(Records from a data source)
□ □ □ □ □
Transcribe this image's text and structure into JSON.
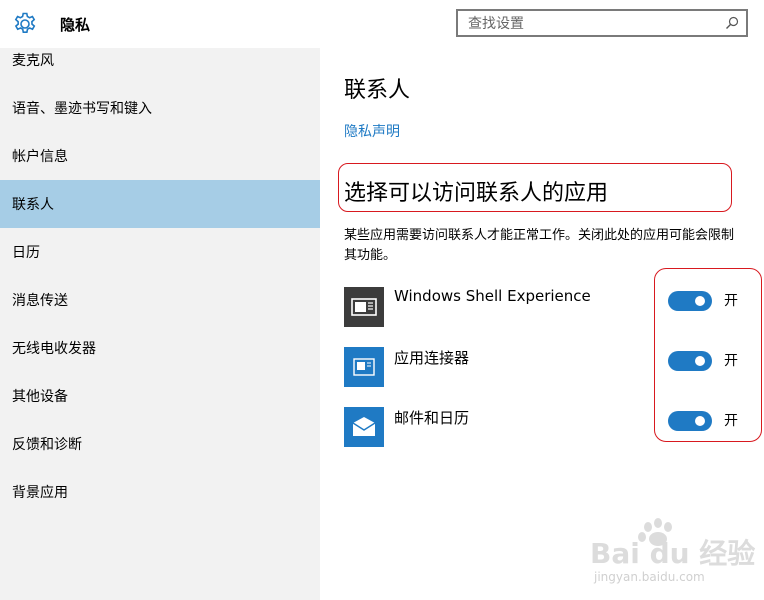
{
  "header": {
    "title": "隐私",
    "search_placeholder": "查找设置"
  },
  "sidebar": {
    "items": [
      {
        "label": "麦克风",
        "active": false
      },
      {
        "label": "语音、墨迹书写和键入",
        "active": false
      },
      {
        "label": "帐户信息",
        "active": false
      },
      {
        "label": "联系人",
        "active": true
      },
      {
        "label": "日历",
        "active": false
      },
      {
        "label": "消息传送",
        "active": false
      },
      {
        "label": "无线电收发器",
        "active": false
      },
      {
        "label": "其他设备",
        "active": false
      },
      {
        "label": "反馈和诊断",
        "active": false
      },
      {
        "label": "背景应用",
        "active": false
      }
    ]
  },
  "main": {
    "page_title": "联系人",
    "privacy_link": "隐私声明",
    "section_title": "选择可以访问联系人的应用",
    "description": "某些应用需要访问联系人才能正常工作。关闭此处的应用可能会限制其功能。",
    "apps": [
      {
        "name": "Windows Shell Experience",
        "icon": "shell-experience-icon",
        "toggle": "开",
        "on": true
      },
      {
        "name": "应用连接器",
        "icon": "app-connector-icon",
        "toggle": "开",
        "on": true
      },
      {
        "name": "邮件和日历",
        "icon": "mail-calendar-icon",
        "toggle": "开",
        "on": true
      }
    ]
  },
  "watermark": {
    "brand": "Bai du 经验",
    "url": "jingyan.baidu.com"
  },
  "colors": {
    "accent": "#1f7ac4",
    "active_item": "#a6cde6",
    "sidebar_bg": "#f2f2f2",
    "annotation_red": "#d8191f"
  }
}
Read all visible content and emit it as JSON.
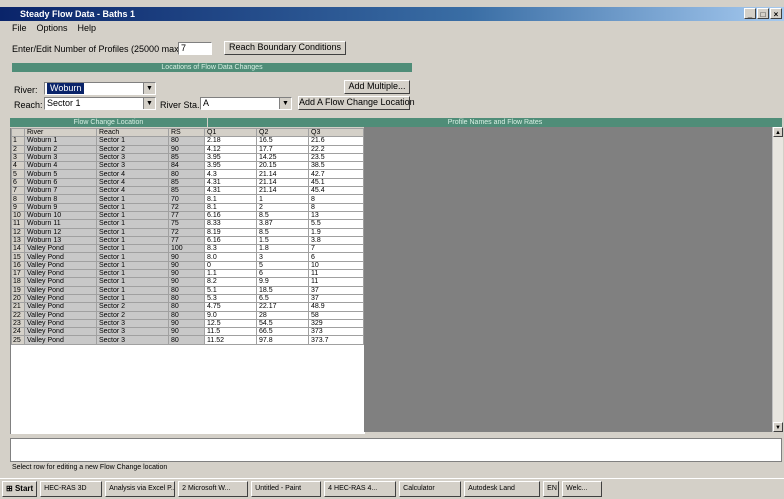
{
  "window": {
    "title": "Steady Flow Data - Baths 1"
  },
  "menu": [
    "File",
    "Options",
    "Help"
  ],
  "profiles": {
    "label": "Enter/Edit Number of Profiles (25000 max):",
    "value": "7",
    "reach_button": "Reach Boundary Conditions"
  },
  "locations": {
    "header": "Locations of Flow Data Changes",
    "river_label": "River:",
    "river_value": "Woburn",
    "reach_label": "Reach:",
    "reach_value": "Sector 1",
    "river_sta_label": "River Sta.:",
    "river_sta_value": "A",
    "add_multiple": "Add Multiple...",
    "add_location": "Add A Flow Change Location"
  },
  "table": {
    "left_header": "Flow Change Location",
    "right_header": "Profile Names and Flow Rates",
    "columns": [
      "River",
      "Reach",
      "RS",
      "Q1",
      "Q2",
      "Q3"
    ],
    "rows": [
      [
        "1",
        "Woburn 1",
        "Sector 1",
        "80",
        "2.18",
        "16.5",
        "21.6"
      ],
      [
        "2",
        "Woburn 2",
        "Sector 2",
        "90",
        "4.12",
        "17.7",
        "22.2"
      ],
      [
        "3",
        "Woburn 3",
        "Sector 3",
        "85",
        "3.95",
        "14.25",
        "23.5"
      ],
      [
        "4",
        "Woburn 4",
        "Sector 3",
        "84",
        "3.95",
        "20.15",
        "38.5"
      ],
      [
        "5",
        "Woburn 5",
        "Sector 4",
        "80",
        "4.3",
        "21.14",
        "42.7"
      ],
      [
        "6",
        "Woburn 6",
        "Sector 4",
        "85",
        "4.31",
        "21.14",
        "45.1"
      ],
      [
        "7",
        "Woburn 7",
        "Sector 4",
        "85",
        "4.31",
        "21.14",
        "45.4"
      ],
      [
        "8",
        "Woburn 8",
        "Sector 1",
        "70",
        "8.1",
        "1",
        "8"
      ],
      [
        "9",
        "Woburn 9",
        "Sector 1",
        "72",
        "8.1",
        "2",
        "8"
      ],
      [
        "10",
        "Woburn 10",
        "Sector 1",
        "77",
        "6.16",
        "8.5",
        "13"
      ],
      [
        "11",
        "Woburn 11",
        "Sector 1",
        "75",
        "8.33",
        "3.87",
        "5.5"
      ],
      [
        "12",
        "Woburn 12",
        "Sector 1",
        "72",
        "8.19",
        "8.5",
        "1.9"
      ],
      [
        "13",
        "Woburn 13",
        "Sector 1",
        "77",
        "6.16",
        "1.5",
        "3.8"
      ],
      [
        "14",
        "Valley Pond",
        "Sector 1",
        "100",
        "8.3",
        "1.8",
        "7"
      ],
      [
        "15",
        "Valley Pond",
        "Sector 1",
        "90",
        "8.0",
        "3",
        "6"
      ],
      [
        "16",
        "Valley Pond",
        "Sector 1",
        "90",
        "0",
        "5",
        "10"
      ],
      [
        "17",
        "Valley Pond",
        "Sector 1",
        "90",
        "1.1",
        "6",
        "11"
      ],
      [
        "18",
        "Valley Pond",
        "Sector 1",
        "90",
        "8.2",
        "9.9",
        "11"
      ],
      [
        "19",
        "Valley Pond",
        "Sector 1",
        "80",
        "5.1",
        "18.5",
        "37"
      ],
      [
        "20",
        "Valley Pond",
        "Sector 1",
        "80",
        "5.3",
        "6.5",
        "37"
      ],
      [
        "21",
        "Valley Pond",
        "Sector 2",
        "80",
        "4.75",
        "22.17",
        "48.9"
      ],
      [
        "22",
        "Valley Pond",
        "Sector 2",
        "80",
        "9.0",
        "28",
        "58"
      ],
      [
        "23",
        "Valley Pond",
        "Sector 3",
        "90",
        "12.5",
        "54.5",
        "329"
      ],
      [
        "24",
        "Valley Pond",
        "Sector 3",
        "90",
        "11.5",
        "66.5",
        "373"
      ],
      [
        "25",
        "Valley Pond",
        "Sector 3",
        "80",
        "11.52",
        "97.8",
        "373.7"
      ]
    ]
  },
  "status_text": "Select row for editing a new Flow Change location",
  "taskbar": {
    "start": "Start",
    "items": [
      "HEC-RAS 3D",
      "Analysis via Excel P...",
      "2 Microsoft W...",
      "Untitled - Paint",
      "4 HEC-RAS 4...",
      "Calculator",
      "Autodesk Land",
      "Welc..."
    ],
    "lang": "EN"
  }
}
□ □ □ □ □
Where a line of the material above holds the string "Flow", copy that line.

## TASK SOLUTION
    "title": "Steady Flow Data - Baths 1"
    "header": "Locations of Flow Data Changes",
    "add_location": "Add A Flow Change Location"
    "left_header": "Flow Change Location",
    "right_header": "Profile Names and Flow Rates",
  "status_text": "Select row for editing a new Flow Change location",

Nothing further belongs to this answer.